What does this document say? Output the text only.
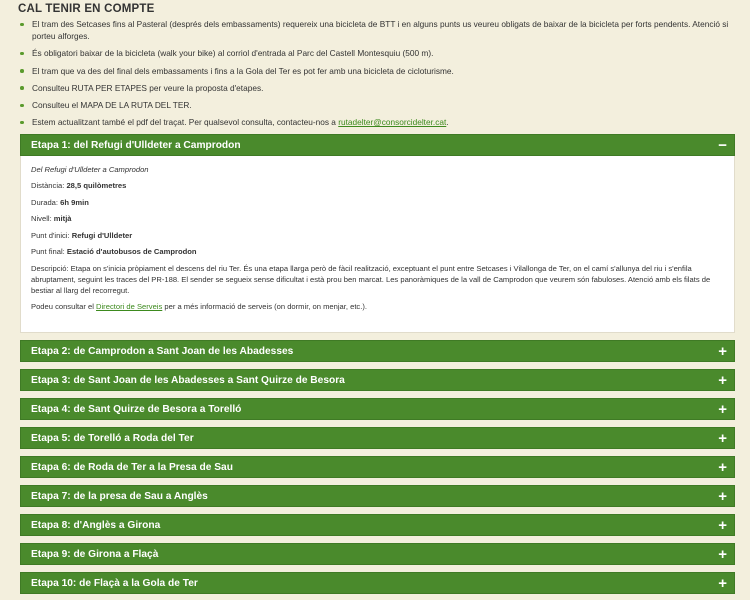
CAL TENIR EN COMPTE
El tram des Setcases fins al Pasteral (després dels embassaments) requereix una bicicleta de BTT i en alguns punts us veureu obligats de baixar de la bicicleta per forts pendents. Atenció si porteu alforges.
És obligatori baixar de la bicicleta (walk your bike) al corriol d'entrada al Parc del Castell Montesquiu (500 m).
El tram que va des del final dels embassaments i fins a la Gola del Ter es pot fer amb una bicicleta de cicloturisme.
Consulteu RUTA PER ETAPES per veure la proposta d'etapes.
Consulteu el MAPA DE LA RUTA DEL TER.
Estem actualitzant també el pdf del traçat. Per qualsevol consulta, contacteu-nos a rutadelter@consorcidelter.cat.
Etapa 1: del Refugi d'Ulldeter a Camprodon	−

Del Refugi d'Ulldeter a Camprodon

Distància: 28,5 quilòmetres

Durada: 6h 9min

Nivell: mitjà

Punt d'inici: Refugi d'Ulldeter

Punt final: Estació d'autobusos de Camprodon

Descripció: Etapa on s'inicia pròpiament el descens del riu Ter. És una etapa llarga però de fàcil realització, exceptuant el punt entre Setcases i Vilallonga de Ter, on el camí s'allunya del riu i s'enfila abruptament, seguint les traces del PR-188. El sender se segueix sense dificultat i està prou ben marcat. Les panoràmiques de la vall de Camprodon que veurem són fabuloses. Atenció amb els filats de bestiar al llarg del recorregut.

Podeu consultar el Directori de Serveis per a més informació de serveis (on dormir, on menjar, etc.).

Etapa 2: de Camprodon a Sant Joan de les Abadesses	+
Etapa 3: de Sant Joan de les Abadesses a Sant Quirze de Besora	+
Etapa 4: de Sant Quirze de Besora a Torelló	+
Etapa 5: de Torelló a Roda del Ter	+
Etapa 6: de Roda de Ter a la Presa de Sau	+
Etapa 7: de la presa de Sau a Anglès	+
Etapa 8: d'Anglès a Girona	+
Etapa 9: de Girona a Flaçà	+
Etapa 10: de Flaçà a la Gola de Ter	+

### GIVEN REQUEST
Repeat the listing verbatim. Skip the pictures.

### COMPLETE ANSWER
What does this document say? Output the text only.
CAL TENIR EN COMPTE
El tram des Setcases fins al Pasteral (després dels embassaments) requereix una bicicleta de BTT i en alguns punts us veureu obligats de baixar de la bicicleta per forts pendents. Atenció si porteu alforges.
És obligatori baixar de la bicicleta (walk your bike) al corriol d'entrada al Parc del Castell Montesquiu (500 m).
El tram que va des del final dels embassaments i fins a la Gola del Ter es pot fer amb una bicicleta de cicloturisme.
Consulteu RUTA PER ETAPES per veure la proposta d'etapes.
Consulteu el MAPA DE LA RUTA DEL TER.
Estem actualitzant també el pdf del traçat. Per qualsevol consulta, contacteu-nos a rutadelter@consorcidelter.cat.
Etapa 1: del Refugi d'Ulldeter a Camprodon	−

Del Refugi d'Ulldeter a Camprodon

Distància: 28,5 quilòmetres

Durada: 6h 9min

Nivell: mitjà

Punt d'inici: Refugi d'Ulldeter

Punt final: Estació d'autobusos de Camprodon

Descripció: Etapa on s'inicia pròpiament el descens del riu Ter. És una etapa llarga però de fàcil realització, exceptuant el punt entre Setcases i Vilallonga de Ter, on el camí s'allunya del riu i s'enfila abruptament, seguint les traces del PR-188. El sender se segueix sense dificultat i està prou ben marcat. Les panoràmiques de la vall de Camprodon que veurem són fabuloses. Atenció amb els filats de bestiar al llarg del recorregut.

Podeu consultar el Directori de Serveis per a més informació de serveis (on dormir, on menjar, etc.).

Etapa 2: de Camprodon a Sant Joan de les Abadesses	+
Etapa 3: de Sant Joan de les Abadesses a Sant Quirze de Besora	+
Etapa 4: de Sant Quirze de Besora a Torelló	+
Etapa 5: de Torelló a Roda del Ter	+
Etapa 6: de Roda de Ter a la Presa de Sau	+
Etapa 7: de la presa de Sau a Anglès	+
Etapa 8: d'Anglès a Girona	+
Etapa 9: de Girona a Flaçà	+
Etapa 10: de Flaçà a la Gola de Ter	+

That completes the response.